**Your goal**
Copy out every line of the records where the string "Answering" occurs.

— start of Data rows —

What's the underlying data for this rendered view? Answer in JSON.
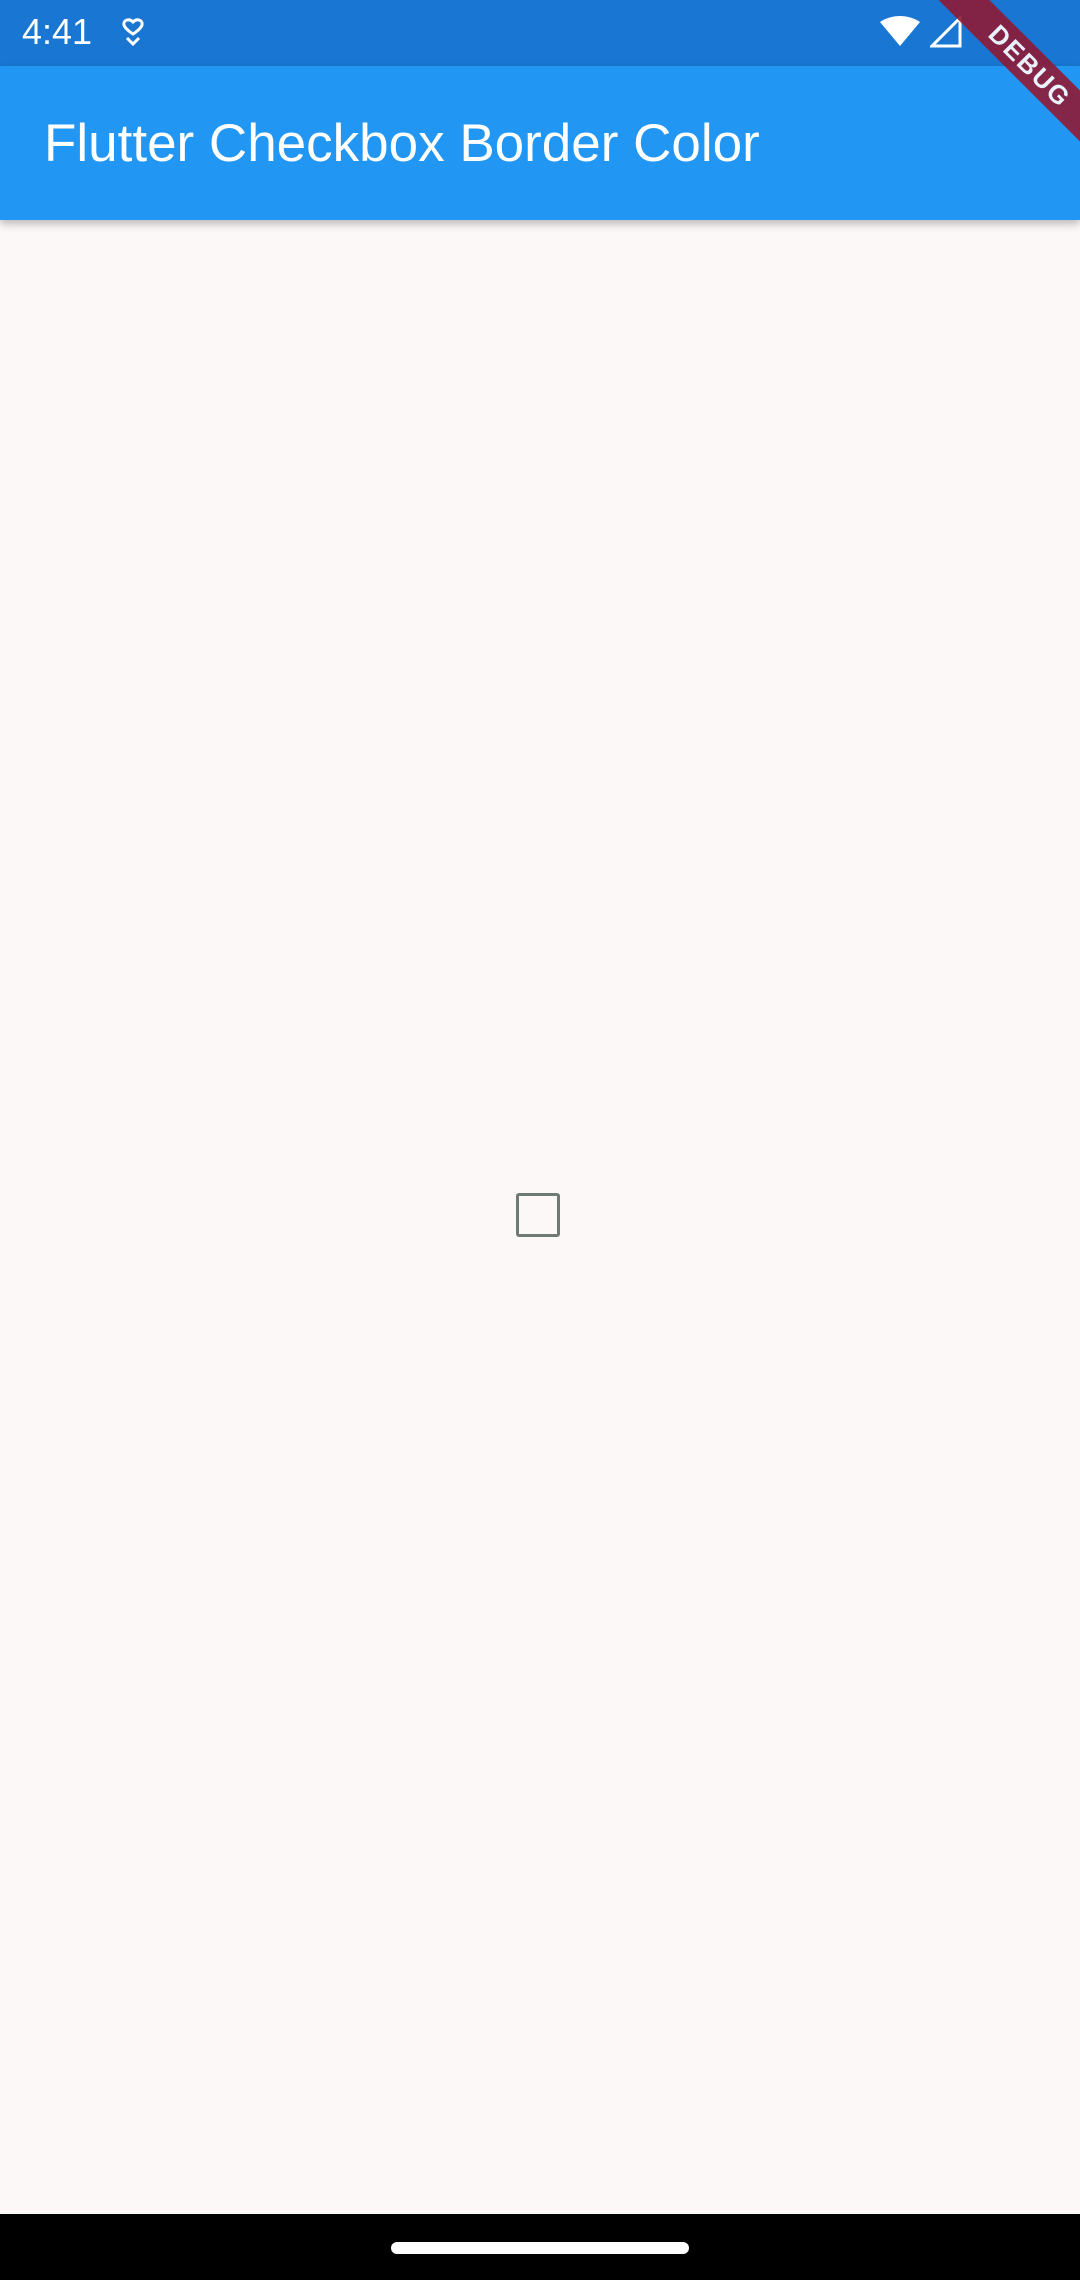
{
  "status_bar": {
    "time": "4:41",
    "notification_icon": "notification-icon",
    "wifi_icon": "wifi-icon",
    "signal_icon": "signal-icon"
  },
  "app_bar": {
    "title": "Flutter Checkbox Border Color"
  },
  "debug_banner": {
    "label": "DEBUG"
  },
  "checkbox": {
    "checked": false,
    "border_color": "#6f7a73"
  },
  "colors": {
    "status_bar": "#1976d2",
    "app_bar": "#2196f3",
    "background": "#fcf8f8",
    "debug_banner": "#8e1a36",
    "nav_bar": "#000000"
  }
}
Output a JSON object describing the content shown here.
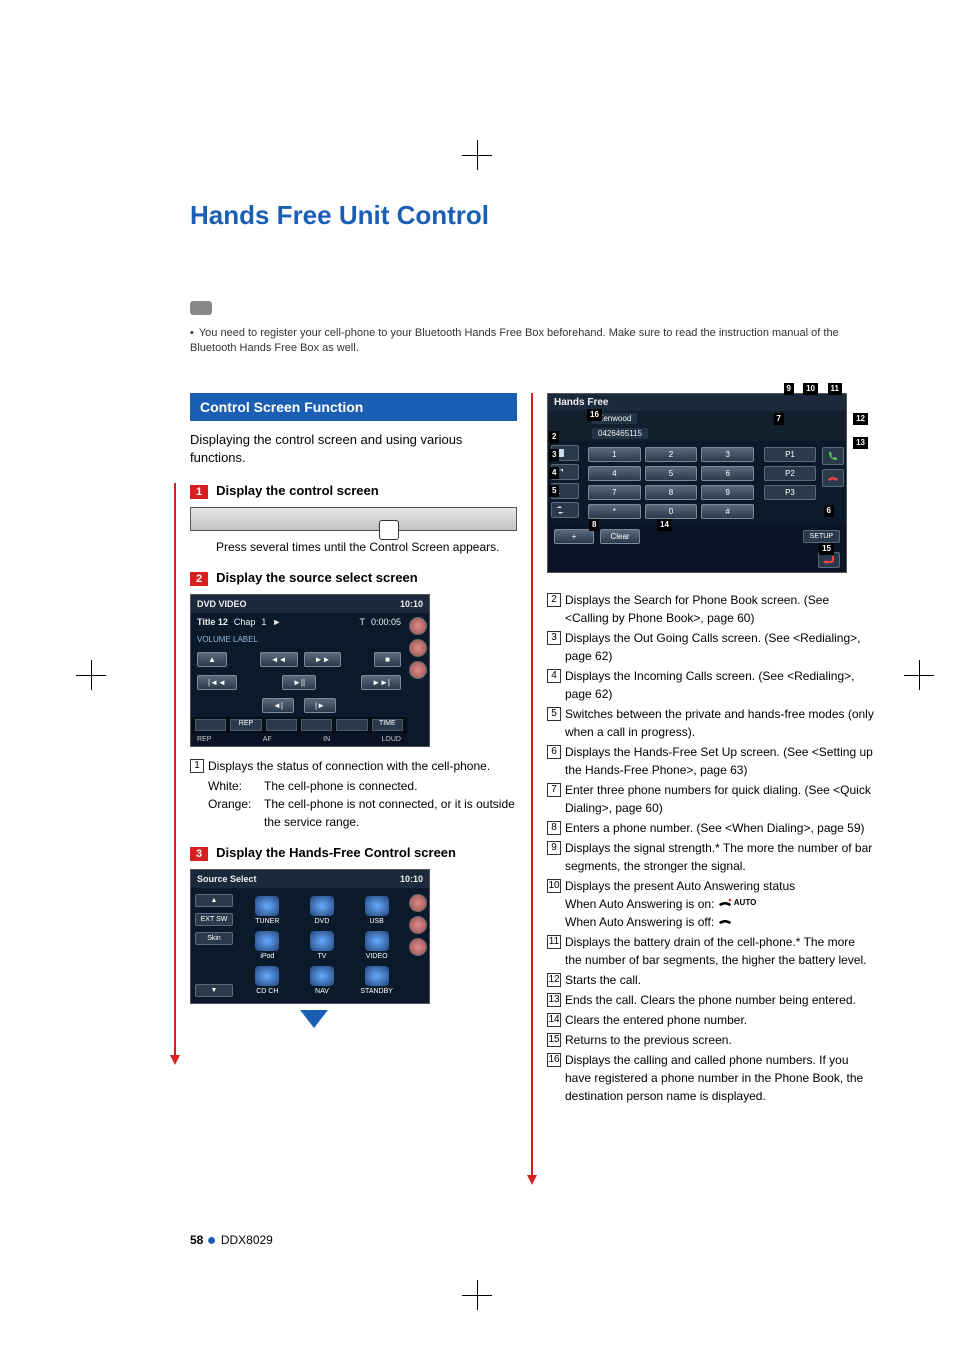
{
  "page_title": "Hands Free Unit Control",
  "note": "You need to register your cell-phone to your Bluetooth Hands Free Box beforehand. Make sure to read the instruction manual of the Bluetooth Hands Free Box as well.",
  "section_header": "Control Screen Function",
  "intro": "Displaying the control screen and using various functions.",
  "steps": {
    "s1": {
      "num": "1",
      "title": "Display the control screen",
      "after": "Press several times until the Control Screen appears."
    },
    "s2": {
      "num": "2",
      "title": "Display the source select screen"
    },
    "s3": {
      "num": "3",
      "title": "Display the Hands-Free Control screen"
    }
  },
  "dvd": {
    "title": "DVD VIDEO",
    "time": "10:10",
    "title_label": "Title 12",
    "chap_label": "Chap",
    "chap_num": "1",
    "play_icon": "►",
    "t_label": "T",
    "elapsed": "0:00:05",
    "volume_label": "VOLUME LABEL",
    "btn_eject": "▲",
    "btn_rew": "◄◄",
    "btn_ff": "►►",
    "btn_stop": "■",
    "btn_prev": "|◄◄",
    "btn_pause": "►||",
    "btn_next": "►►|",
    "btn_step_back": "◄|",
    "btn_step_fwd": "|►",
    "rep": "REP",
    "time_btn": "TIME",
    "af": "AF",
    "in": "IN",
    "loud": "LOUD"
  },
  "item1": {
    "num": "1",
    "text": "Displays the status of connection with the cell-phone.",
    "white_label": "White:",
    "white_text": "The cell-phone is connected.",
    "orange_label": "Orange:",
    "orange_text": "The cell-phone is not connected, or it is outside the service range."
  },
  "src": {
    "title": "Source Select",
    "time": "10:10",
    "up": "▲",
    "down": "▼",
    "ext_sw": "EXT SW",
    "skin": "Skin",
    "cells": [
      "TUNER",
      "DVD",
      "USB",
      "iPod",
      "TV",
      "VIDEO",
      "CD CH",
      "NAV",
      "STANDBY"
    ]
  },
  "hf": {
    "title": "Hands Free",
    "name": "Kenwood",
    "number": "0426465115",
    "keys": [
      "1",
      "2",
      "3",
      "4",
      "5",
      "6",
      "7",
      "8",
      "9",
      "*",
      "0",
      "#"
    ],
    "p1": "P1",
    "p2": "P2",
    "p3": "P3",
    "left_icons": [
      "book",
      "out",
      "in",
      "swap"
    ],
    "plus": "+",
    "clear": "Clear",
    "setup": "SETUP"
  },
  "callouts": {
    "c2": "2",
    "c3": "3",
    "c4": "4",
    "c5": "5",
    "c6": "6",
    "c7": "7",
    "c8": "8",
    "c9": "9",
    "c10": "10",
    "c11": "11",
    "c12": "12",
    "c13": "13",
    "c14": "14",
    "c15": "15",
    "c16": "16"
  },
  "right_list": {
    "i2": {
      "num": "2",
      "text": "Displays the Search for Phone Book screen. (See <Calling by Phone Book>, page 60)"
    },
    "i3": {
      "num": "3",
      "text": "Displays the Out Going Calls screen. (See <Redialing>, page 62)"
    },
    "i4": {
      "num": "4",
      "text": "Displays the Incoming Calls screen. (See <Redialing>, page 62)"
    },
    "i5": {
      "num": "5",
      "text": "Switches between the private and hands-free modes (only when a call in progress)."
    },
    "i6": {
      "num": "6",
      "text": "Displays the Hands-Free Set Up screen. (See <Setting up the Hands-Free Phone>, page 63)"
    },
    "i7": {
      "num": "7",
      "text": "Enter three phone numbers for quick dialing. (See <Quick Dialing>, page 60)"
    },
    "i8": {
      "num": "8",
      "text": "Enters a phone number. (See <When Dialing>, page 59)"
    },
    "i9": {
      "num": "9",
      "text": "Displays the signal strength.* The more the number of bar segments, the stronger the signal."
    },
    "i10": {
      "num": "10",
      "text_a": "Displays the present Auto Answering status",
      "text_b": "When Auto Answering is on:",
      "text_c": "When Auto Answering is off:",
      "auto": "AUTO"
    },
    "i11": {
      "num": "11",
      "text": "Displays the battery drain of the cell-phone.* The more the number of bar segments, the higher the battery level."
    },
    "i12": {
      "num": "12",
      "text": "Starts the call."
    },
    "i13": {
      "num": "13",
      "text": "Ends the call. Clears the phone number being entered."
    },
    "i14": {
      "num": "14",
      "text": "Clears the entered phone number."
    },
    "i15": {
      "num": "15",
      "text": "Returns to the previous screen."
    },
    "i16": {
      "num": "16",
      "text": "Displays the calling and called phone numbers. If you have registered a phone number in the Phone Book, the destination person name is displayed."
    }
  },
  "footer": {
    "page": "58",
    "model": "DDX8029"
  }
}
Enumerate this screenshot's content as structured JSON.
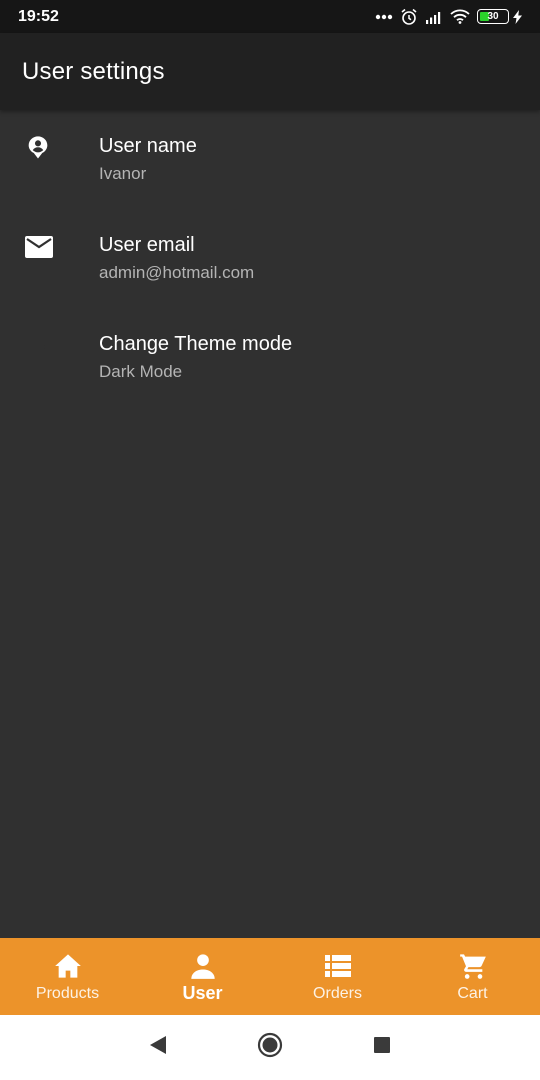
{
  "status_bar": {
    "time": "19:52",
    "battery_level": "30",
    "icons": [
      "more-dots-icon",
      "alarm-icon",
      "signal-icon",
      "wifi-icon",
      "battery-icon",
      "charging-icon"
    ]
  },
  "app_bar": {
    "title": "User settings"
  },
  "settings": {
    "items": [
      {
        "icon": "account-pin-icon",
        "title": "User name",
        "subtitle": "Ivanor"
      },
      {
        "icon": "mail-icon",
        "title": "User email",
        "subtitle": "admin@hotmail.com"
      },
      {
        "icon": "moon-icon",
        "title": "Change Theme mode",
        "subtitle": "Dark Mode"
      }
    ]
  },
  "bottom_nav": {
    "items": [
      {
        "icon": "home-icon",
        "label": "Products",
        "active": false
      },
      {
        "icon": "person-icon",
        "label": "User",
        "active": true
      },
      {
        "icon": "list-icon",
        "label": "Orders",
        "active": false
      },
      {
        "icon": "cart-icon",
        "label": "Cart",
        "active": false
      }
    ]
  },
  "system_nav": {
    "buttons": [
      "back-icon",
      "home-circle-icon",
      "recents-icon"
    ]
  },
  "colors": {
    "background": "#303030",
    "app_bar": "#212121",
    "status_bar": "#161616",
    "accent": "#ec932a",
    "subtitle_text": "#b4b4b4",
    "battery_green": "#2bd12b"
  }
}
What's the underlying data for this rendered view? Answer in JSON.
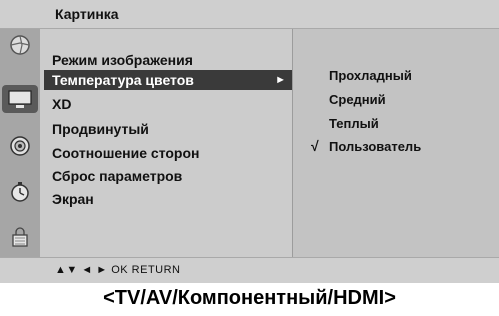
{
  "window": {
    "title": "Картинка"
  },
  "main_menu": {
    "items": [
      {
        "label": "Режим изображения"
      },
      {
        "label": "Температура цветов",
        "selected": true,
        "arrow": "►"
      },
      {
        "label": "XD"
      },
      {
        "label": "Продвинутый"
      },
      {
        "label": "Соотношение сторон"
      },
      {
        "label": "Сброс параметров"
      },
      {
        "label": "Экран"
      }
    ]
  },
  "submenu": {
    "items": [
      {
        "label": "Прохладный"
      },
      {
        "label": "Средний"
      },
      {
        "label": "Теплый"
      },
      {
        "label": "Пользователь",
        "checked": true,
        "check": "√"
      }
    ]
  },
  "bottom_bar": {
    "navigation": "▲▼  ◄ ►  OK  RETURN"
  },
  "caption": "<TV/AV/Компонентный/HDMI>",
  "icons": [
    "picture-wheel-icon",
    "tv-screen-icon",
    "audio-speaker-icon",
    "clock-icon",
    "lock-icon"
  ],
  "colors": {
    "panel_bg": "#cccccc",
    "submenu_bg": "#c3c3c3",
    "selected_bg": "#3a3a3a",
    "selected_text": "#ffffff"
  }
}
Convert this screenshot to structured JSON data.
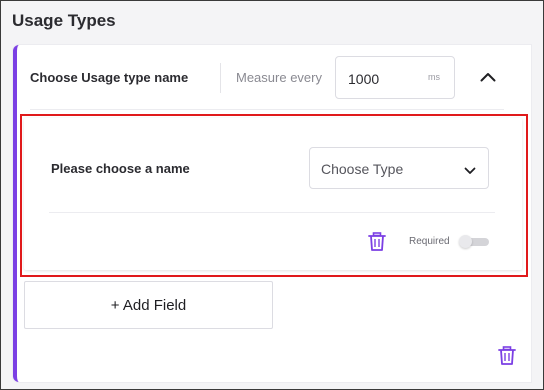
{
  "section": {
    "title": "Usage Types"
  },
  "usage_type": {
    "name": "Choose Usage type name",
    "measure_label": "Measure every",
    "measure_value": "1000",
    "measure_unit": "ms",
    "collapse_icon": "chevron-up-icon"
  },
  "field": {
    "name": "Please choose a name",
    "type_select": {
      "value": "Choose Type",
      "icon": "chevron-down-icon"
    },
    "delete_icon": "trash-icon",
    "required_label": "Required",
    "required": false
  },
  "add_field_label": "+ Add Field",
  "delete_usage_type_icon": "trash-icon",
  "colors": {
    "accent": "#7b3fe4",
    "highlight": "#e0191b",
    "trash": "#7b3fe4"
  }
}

— end of Data rows —

**The solution**
      "text_a": "Displays the present Auto Answering status",
      "text_b": "When Auto Answering is on:",
      "text_c": "When Auto Answering is off:",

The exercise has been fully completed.